## OBJECTIVE
Write out all of the data without omission, exactly as shown.

## ENTRIES
#####
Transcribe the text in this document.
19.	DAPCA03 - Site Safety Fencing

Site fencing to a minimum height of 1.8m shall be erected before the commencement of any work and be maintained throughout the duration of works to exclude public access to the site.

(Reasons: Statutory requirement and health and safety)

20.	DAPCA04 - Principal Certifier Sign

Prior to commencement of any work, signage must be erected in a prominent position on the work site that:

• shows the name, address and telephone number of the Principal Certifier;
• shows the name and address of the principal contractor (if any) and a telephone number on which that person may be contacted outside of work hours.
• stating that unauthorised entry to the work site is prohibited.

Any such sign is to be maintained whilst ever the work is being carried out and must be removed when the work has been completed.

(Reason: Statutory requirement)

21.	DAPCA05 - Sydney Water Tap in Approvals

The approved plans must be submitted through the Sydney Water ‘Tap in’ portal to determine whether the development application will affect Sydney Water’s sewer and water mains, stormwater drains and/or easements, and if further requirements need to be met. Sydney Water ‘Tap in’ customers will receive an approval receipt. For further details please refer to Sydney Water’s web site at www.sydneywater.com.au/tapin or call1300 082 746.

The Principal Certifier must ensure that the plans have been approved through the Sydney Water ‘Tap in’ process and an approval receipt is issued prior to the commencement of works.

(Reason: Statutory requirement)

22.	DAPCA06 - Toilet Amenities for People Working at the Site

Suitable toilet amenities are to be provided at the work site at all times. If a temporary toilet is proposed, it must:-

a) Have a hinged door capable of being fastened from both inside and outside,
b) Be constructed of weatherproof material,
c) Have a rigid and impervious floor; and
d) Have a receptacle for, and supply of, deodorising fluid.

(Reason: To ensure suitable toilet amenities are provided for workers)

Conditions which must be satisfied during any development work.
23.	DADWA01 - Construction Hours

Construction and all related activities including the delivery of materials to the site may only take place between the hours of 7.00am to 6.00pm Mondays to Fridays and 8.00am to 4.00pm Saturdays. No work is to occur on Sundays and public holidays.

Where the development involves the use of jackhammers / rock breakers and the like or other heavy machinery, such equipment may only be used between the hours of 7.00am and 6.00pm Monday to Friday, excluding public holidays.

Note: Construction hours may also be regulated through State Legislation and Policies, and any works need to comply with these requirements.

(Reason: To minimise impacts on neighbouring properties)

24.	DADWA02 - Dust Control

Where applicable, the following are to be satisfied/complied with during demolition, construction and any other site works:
#####
## WRITTEN RESPONSE
Transcribe the text in this document.
19.	DAPCA03 - Site Safety Fencing

Site fencing to a minimum height of 1.8m shall be erected before the commencement of any work and be maintained throughout the duration of works to exclude public access to the site.

(Reasons: Statutory requirement and health and safety)

20.	DAPCA04 - Principal Certifier Sign

Prior to commencement of any work, signage must be erected in a prominent position on the work site that:

• shows the name, address and telephone number of the Principal Certifier;
• shows the name and address of the principal contractor (if any) and a telephone number on which that person may be contacted outside of work hours.
• stating that unauthorised entry to the work site is prohibited.

Any such sign is to be maintained whilst ever the work is being carried out and must be removed when the work has been completed.

(Reason: Statutory requirement)

21.	DAPCA05 - Sydney Water Tap in Approvals

The approved plans must be submitted through the Sydney Water ‘Tap in’ portal to determine whether the development application will affect Sydney Water’s sewer and water mains, stormwater drains and/or easements, and if further requirements need to be met. Sydney Water ‘Tap in’ customers will receive an approval receipt. For further details please refer to Sydney Water’s web site at www.sydneywater.com.au/tapin or call1300 082 746.

The Principal Certifier must ensure that the plans have been approved through the Sydney Water ‘Tap in’ process and an approval receipt is issued prior to the commencement of works.

(Reason: Statutory requirement)

22.	DAPCA06 - Toilet Amenities for People Working at the Site

Suitable toilet amenities are to be provided at the work site at all times. If a temporary toilet is proposed, it must:-

a) Have a hinged door capable of being fastened from both inside and outside,
b) Be constructed of weatherproof material,
c) Have a rigid and impervious floor; and
d) Have a receptacle for, and supply of, deodorising fluid.

(Reason: To ensure suitable toilet amenities are provided for workers)

Conditions which must be satisfied during any development work.
23.	DADWA01 - Construction Hours

Construction and all related activities including the delivery of materials to the site may only take place between the hours of 7.00am to 6.00pm Mondays to Fridays and 8.00am to 4.00pm Saturdays. No work is to occur on Sundays and public holidays.

Where the development involves the use of jackhammers / rock breakers and the like or other heavy machinery, such equipment may only be used between the hours of 7.00am and 6.00pm Monday to Friday, excluding public holidays.

Note: Construction hours may also be regulated through State Legislation and Policies, and any works need to comply with these requirements.

(Reason: To minimise impacts on neighbouring properties)

24.	DADWA02 - Dust Control

Where applicable, the following are to be satisfied/complied with during demolition, construction and any other site works:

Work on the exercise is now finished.